Lines of data
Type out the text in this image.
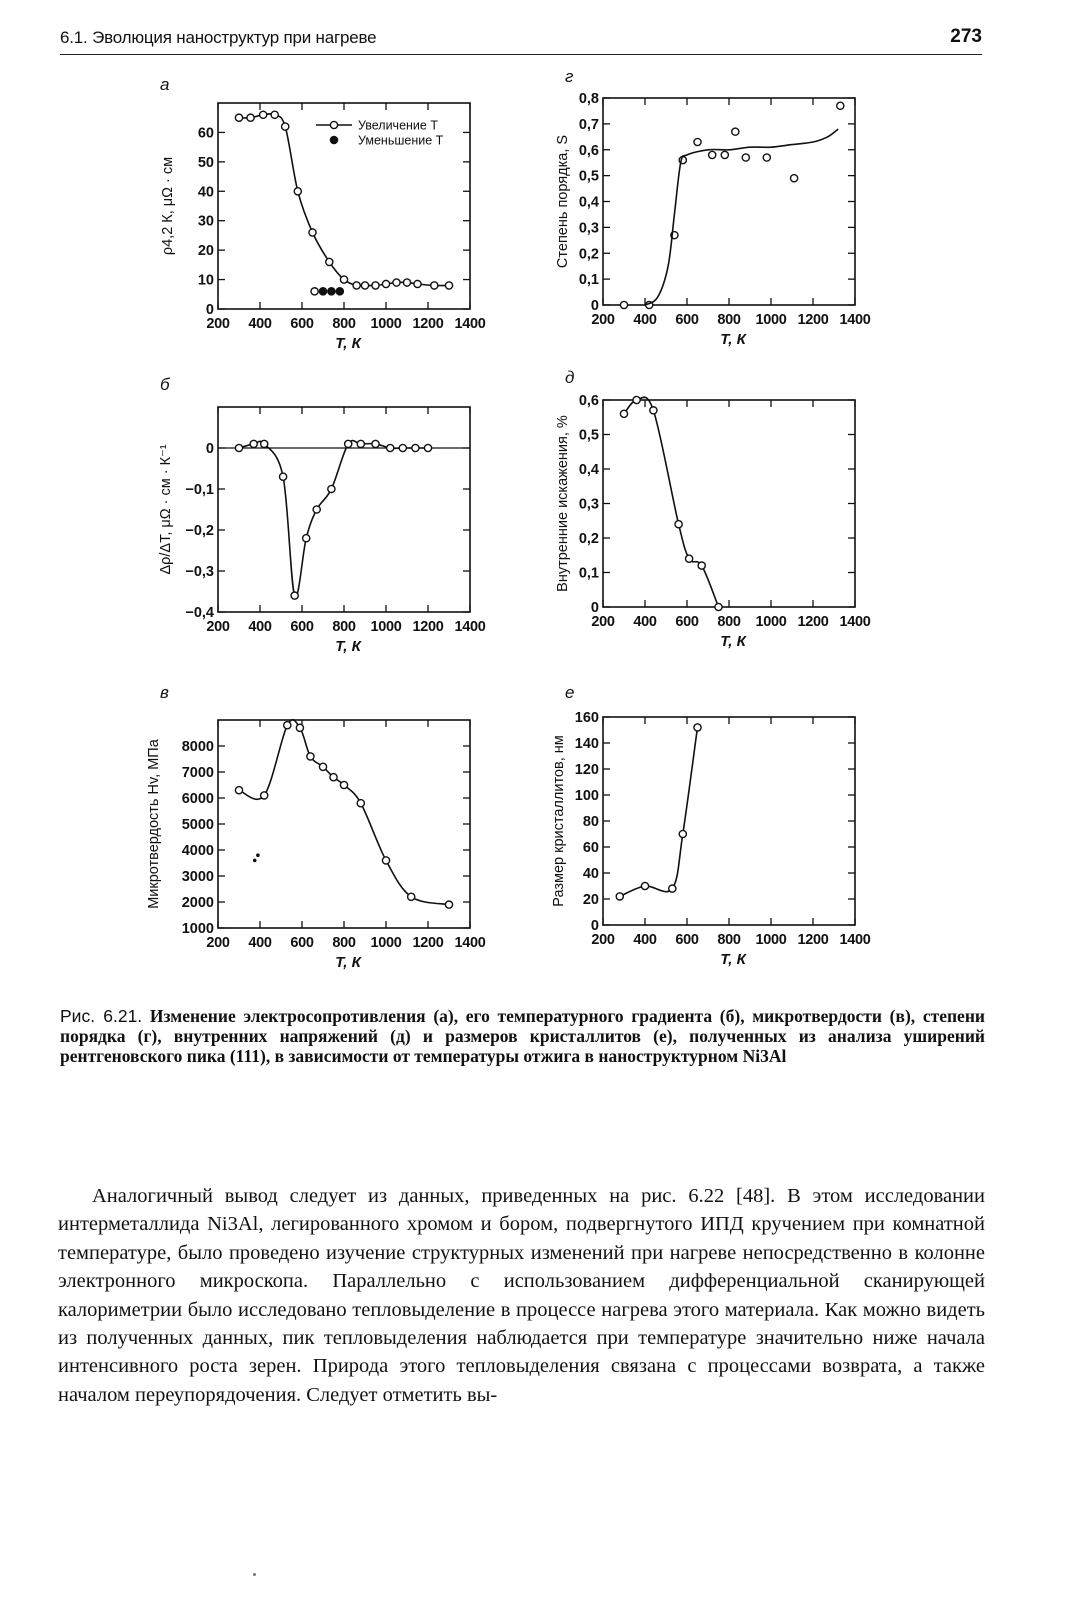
6.1. Эволюция наноструктур при нагреве	273
а
200 400 600 800 1000 1200 1400
0
10
20
30
40
50
60
T, К
ρ4,2 К, μΩ · см
Увеличение T
Уменьшение T
г
200 400 600 800 1000 1200 1400
0
0,1
0,2
0,3
0,4
0,5
0,6
0,7
0,8
T, К
Степень порядка, S
б
200 400 600 800 1000 1200 1400
−0,4
−0,3
−0,2
−0,1
0
T, К
Δρ/ΔT, μΩ · см · К⁻¹
д
200 400 600 800 1000 1200 1400
0
0,1
0,2
0,3
0,4
0,5
0,6
T, К
Внутренние искажения, %
в
200 400 600 800 1000 1200 1400
1000
2000
3000
4000
5000
6000
7000
8000
T, К
Микротвердость Hv, МПа
е
200 400 600 800 1000 1200 1400
0
20
40
60
80
100
120
140
160
T, К
Размер кристаллитов, нм
Рис. 6.21. Изменение электросопротивления (а), его температурного градиента (б), микротвердости (в), степени порядка (г), внутренних напряжений (д) и размеров кристаллитов (е), полученных из анализа уширений рентгеновского пика (111), в зависимости от температуры отжига в наноструктурном Ni3Al
Аналогичный вывод следует из данных, приведенных на рис. 6.22 [48]. В этом исследовании интерметаллида Ni3Al, легированного хромом и бором, подвергнутого ИПД кручением при комнатной температуре, было проведено изучение структурных изменений при нагреве непосредственно в колонне электронного микроскопа. Параллельно с использованием дифференциальной сканирующей калориметрии было исследовано тепловыделение в процессе нагрева этого материала. Как можно видеть из полученных данных, пик тепловыделения наблюдается при температуре значительно ниже начала интенсивного роста зерен. Природа этого тепловыделения связана с процессами возврата, а также началом переупорядочения. Следует отметить вы-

* **Instructions for the task**
Filter out every line that lacks the word "кристаллитов", and copy the rest.

* **Reply**
Размер кристаллитов, нм
Рис. 6.21. Изменение электросопротивления (а), его температурного градиента (б), микротвердости (в), степени порядка (г), внутренних напряжений (д) и размеров кристаллитов (е), полученных из анализа уширений рентгеновского пика (111), в зависимости от температуры отжига в наноструктурном Ni3Al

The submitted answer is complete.